WHAT YOU SHOULD DO
Print the records below verbatim, from their very first line through the line containing "Give bounding boxes", including both of those lines. Omit the pictures.

Spatial layout entries
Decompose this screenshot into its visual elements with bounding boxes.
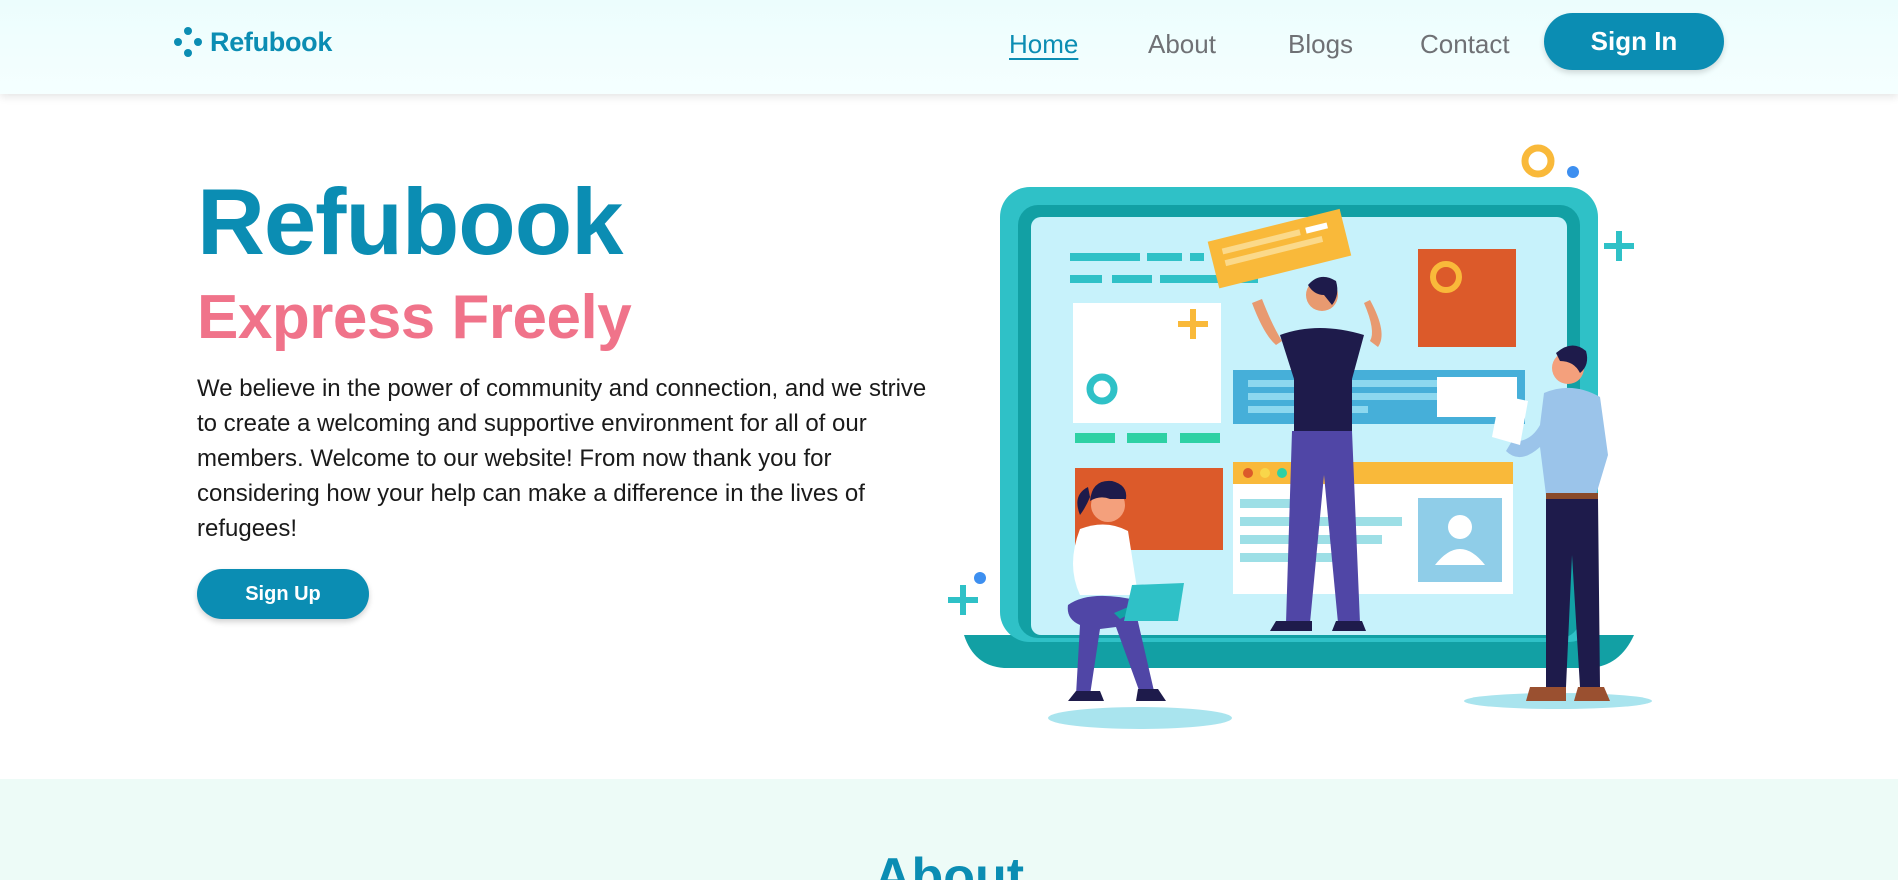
sign-up-button[interactable]: Sign Up [197, 569, 369, 619]
hero-illustration [948, 144, 1652, 729]
hero-subtitle: Express Freely [197, 283, 632, 352]
about-heading: About [873, 848, 1025, 880]
brand-name: Refubook [210, 26, 333, 57]
hero-title: Refubook [197, 169, 623, 274]
nav-link-contact[interactable]: Contact [1420, 26, 1510, 62]
brand-logo[interactable]: Refubook [172, 26, 332, 58]
logo-dots-icon [172, 26, 204, 58]
nav-link-home[interactable]: Home [1009, 26, 1078, 62]
nav-link-about[interactable]: About [1148, 26, 1216, 62]
hero-description: We believe in the power of community and… [197, 375, 927, 542]
about-section: About [0, 779, 1898, 880]
nav-link-blogs[interactable]: Blogs [1288, 26, 1353, 62]
navbar: Refubook Home About Blogs Contact Sign I… [0, 0, 1898, 94]
sign-in-button[interactable]: Sign In [1544, 13, 1724, 70]
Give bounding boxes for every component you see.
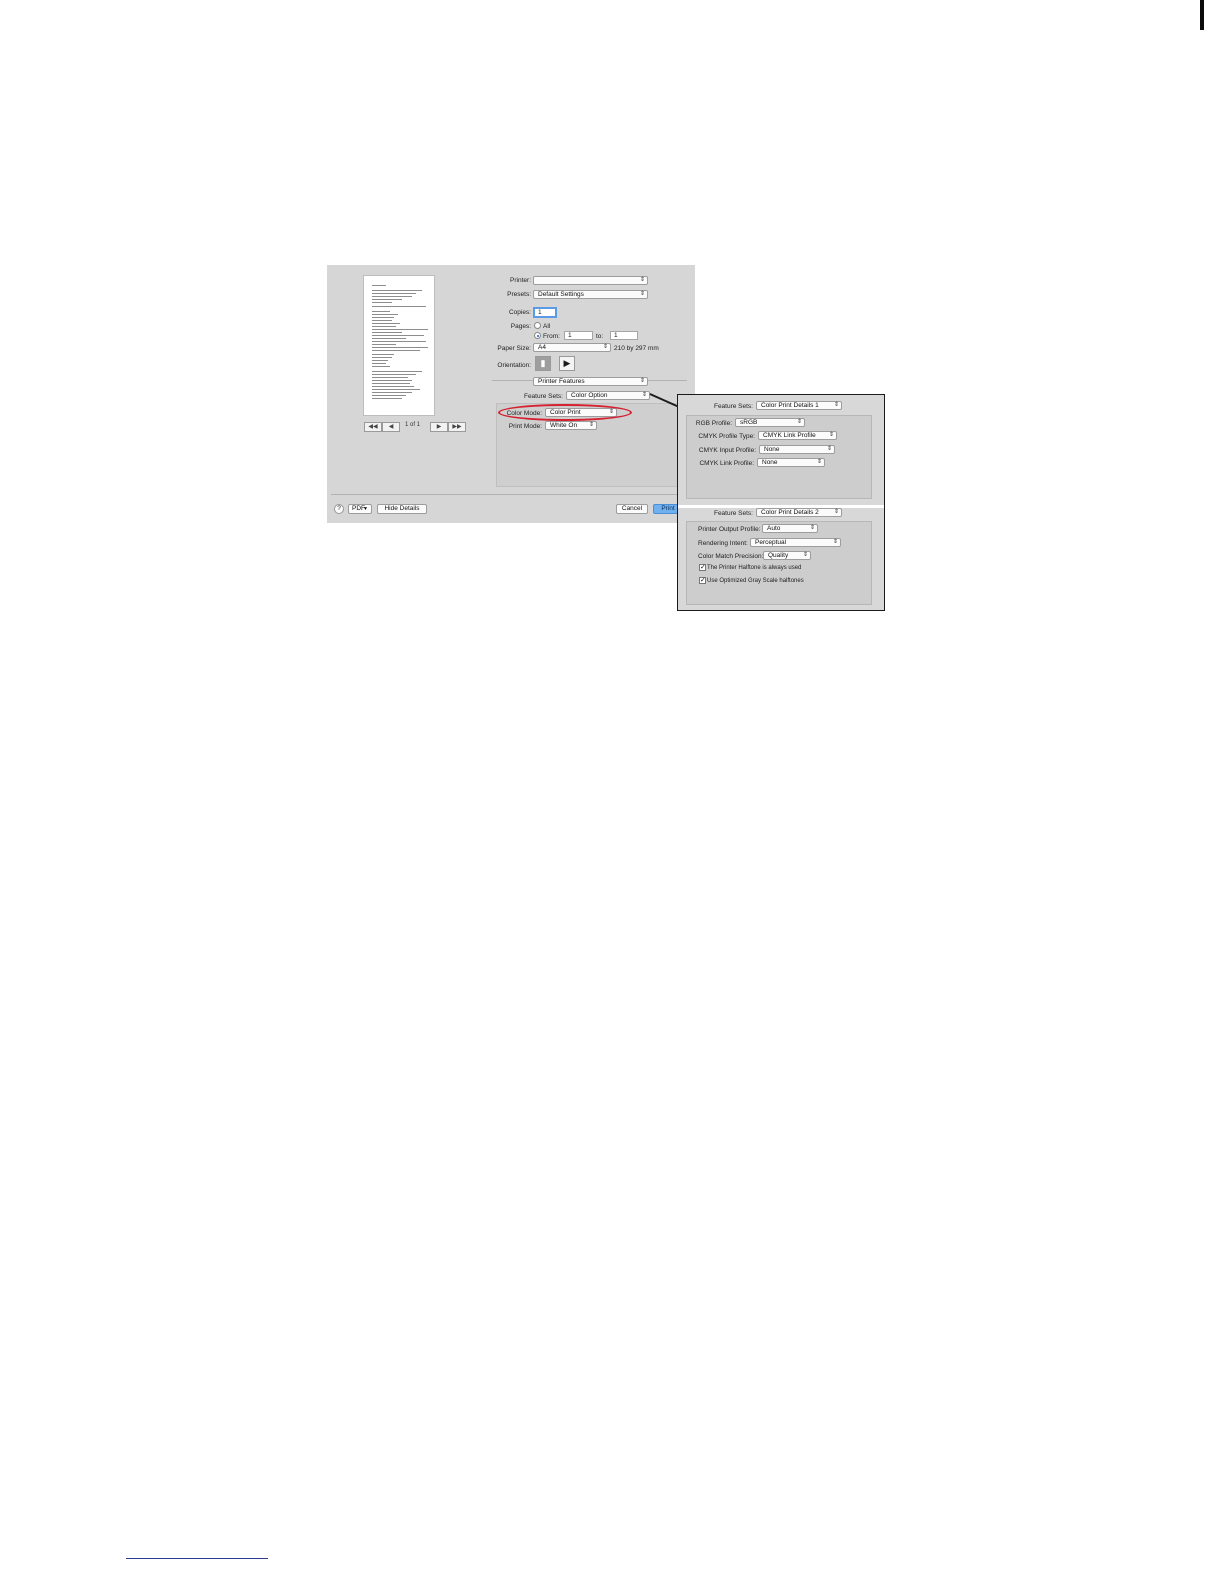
paper-dimensions: 210 by 297 mm [614,345,659,352]
optimized-gray-scale-label: Use Optimized Gray Scale halftones [707,578,804,584]
cmyk-link-profile-label: CMYK Link Profile: [699,460,754,467]
rgb-profile-popup[interactable]: sRGB ⇕ [735,418,805,427]
footnote-rule [126,1558,268,1559]
cmyk-profile-type-value: CMYK Link Profile [763,432,816,439]
cmyk-profile-type-label: CMYK Profile Type: [698,433,755,440]
popup-arrows-icon: ⇕ [816,459,822,465]
printer-output-profile-label: Printer Output Profile: [698,526,761,533]
halftone-always-used-label: The Printer Halftone is always used [707,565,802,571]
pages-all-radio[interactable] [534,322,541,329]
rgb-profile-label: RGB Profile: [695,420,732,427]
section-popup[interactable]: Printer Features ⇕ [533,377,648,386]
presets-value: Default Settings [538,291,584,298]
color-mode-highlight-oval [498,404,632,421]
cancel-button[interactable]: Cancel [616,504,648,514]
presets-label: Presets: [507,291,531,298]
panel1-feature-sets-popup[interactable]: Color Print Details 1 ⇕ [756,401,842,410]
rendering-intent-value: Perceptual [755,539,787,546]
chevron-down-icon: ▼ [363,506,368,512]
pages-from-field[interactable]: 1 [564,331,593,340]
last-page-icon[interactable]: ▶▶ [448,422,466,432]
popup-arrows-icon: ⇕ [639,277,645,283]
pages-label: Pages: [510,323,531,330]
panel2-feature-sets-label: Feature Sets: [713,510,753,517]
popup-arrows-icon: ⇕ [641,392,647,398]
paper-size-value: A4 [538,344,546,351]
popup-arrows-icon: ⇕ [833,509,839,515]
orientation-label: Orientation: [497,362,531,369]
print-dialog: ◀◀ ◀ 1 of 1 ▶ ▶▶ Printer: ⇕ Presets: Def… [327,265,695,523]
panel1-feature-sets-label: Feature Sets: [713,403,753,410]
halftone-always-used-checkbox[interactable]: ✓ [699,564,706,571]
color-match-precision-popup[interactable]: Quality ⇕ [763,551,811,560]
pages-from-radio[interactable] [534,332,541,339]
cmyk-input-profile-label: CMYK Input Profile: [698,447,756,454]
printer-popup[interactable]: ⇕ [533,276,648,285]
printer-label: Printer: [510,277,531,284]
printer-output-profile-popup[interactable]: Auto ⇕ [762,524,818,533]
panel2-options-box [686,521,872,605]
popup-arrows-icon: ⇕ [802,552,808,558]
section-popup-value: Printer Features [538,378,585,385]
copies-label: Copies: [508,309,531,316]
popup-arrows-icon: ⇕ [826,446,832,452]
feature-sets-label: Feature Sets: [523,393,563,400]
page-edge-rule [1200,0,1204,30]
printer-output-profile-value: Auto [767,525,781,532]
rendering-intent-label: Rendering Intent: [698,540,748,547]
color-match-precision-value: Quality [768,552,789,559]
next-page-icon[interactable]: ▶ [430,422,448,432]
feature-sets-value: Color Option [571,392,608,399]
page-preview [363,275,435,416]
print-mode-popup[interactable]: White On ⇕ [545,421,597,430]
portrait-orientation-icon[interactable]: ▮ [535,356,551,371]
hide-details-button[interactable]: Hide Details [377,504,427,514]
popup-arrows-icon: ⇕ [796,419,802,425]
pdf-button[interactable]: PDF ▼ [348,504,372,514]
cmyk-link-profile-value: None [762,459,778,466]
rgb-profile-value: sRGB [740,419,758,426]
help-button[interactable]: ? [334,504,344,514]
panel1-options-box [686,415,872,499]
pager-forward-group: ▶ ▶▶ [430,422,466,432]
checkmark-icon: ✓ [700,577,706,584]
cmyk-input-profile-popup[interactable]: None ⇕ [759,445,835,454]
presets-popup[interactable]: Default Settings ⇕ [533,290,648,299]
popup-arrows-icon: ⇕ [639,378,645,384]
popup-arrows-icon: ⇕ [809,525,815,531]
landscape-orientation-icon[interactable]: ▶ [559,356,575,371]
popup-arrows-icon: ⇕ [832,539,838,545]
popup-arrows-icon: ⇕ [639,291,645,297]
popup-arrows-icon: ⇕ [588,422,594,428]
paper-size-label: Paper Size: [497,345,531,352]
feature-sets-popup[interactable]: Color Option ⇕ [566,391,650,400]
rendering-intent-popup[interactable]: Perceptual ⇕ [750,538,841,547]
pager-back-group: ◀◀ ◀ [364,422,400,432]
paper-size-popup[interactable]: A4 ⇕ [533,343,611,352]
page-count: 1 of 1 [405,422,421,428]
footer-divider [331,494,691,495]
popup-arrows-icon: ⇕ [602,344,608,350]
cmyk-input-profile-value: None [764,446,780,453]
pages-from-label: From: [543,333,560,340]
pages-to-field[interactable]: 1 [610,331,638,340]
panel2-feature-sets-value: Color Print Details 2 [761,509,819,516]
popup-arrows-icon: ⇕ [828,432,834,438]
pages-all-label: All [543,323,551,330]
pages-to-label: to: [596,333,604,340]
checkmark-icon: ✓ [700,564,706,571]
previous-page-icon[interactable]: ◀ [382,422,400,432]
first-page-icon[interactable]: ◀◀ [364,422,382,432]
panel1-feature-sets-value: Color Print Details 1 [761,402,819,409]
color-match-precision-label: Color Match Precision: [698,553,764,560]
print-mode-value: White On [550,422,578,429]
cmyk-profile-type-popup[interactable]: CMYK Link Profile ⇕ [758,431,837,440]
optimized-gray-scale-checkbox[interactable]: ✓ [699,577,706,584]
cmyk-link-profile-popup[interactable]: None ⇕ [757,458,825,467]
popup-arrows-icon: ⇕ [833,402,839,408]
feature-details-callout: Feature Sets: Color Print Details 1 ⇕ RGB… [677,394,885,611]
copies-field[interactable]: 1 [533,307,557,318]
print-mode-label: Print Mode: [508,423,542,430]
panel2-feature-sets-popup[interactable]: Color Print Details 2 ⇕ [756,508,842,517]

RESPONSE
Decompose this screenshot into its visual elements with bounding boxes.
sign-up-button[interactable]: Sign Up [197, 569, 369, 619]
hero-illustration [948, 144, 1652, 729]
hero-subtitle: Express Freely [197, 283, 632, 352]
about-heading: About [873, 848, 1025, 880]
brand-name: Refubook [210, 26, 333, 57]
hero-title: Refubook [197, 169, 623, 274]
nav-link-contact[interactable]: Contact [1420, 26, 1510, 62]
brand-logo[interactable]: Refubook [172, 26, 332, 58]
logo-dots-icon [172, 26, 204, 58]
nav-link-home[interactable]: Home [1009, 26, 1078, 62]
nav-link-about[interactable]: About [1148, 26, 1216, 62]
hero-description: We believe in the power of community and… [197, 375, 927, 542]
about-section: About [0, 779, 1898, 880]
nav-link-blogs[interactable]: Blogs [1288, 26, 1353, 62]
navbar: Refubook Home About Blogs Contact Sign I… [0, 0, 1898, 94]
sign-in-button[interactable]: Sign In [1544, 13, 1724, 70]
Give bounding boxes for every component you see.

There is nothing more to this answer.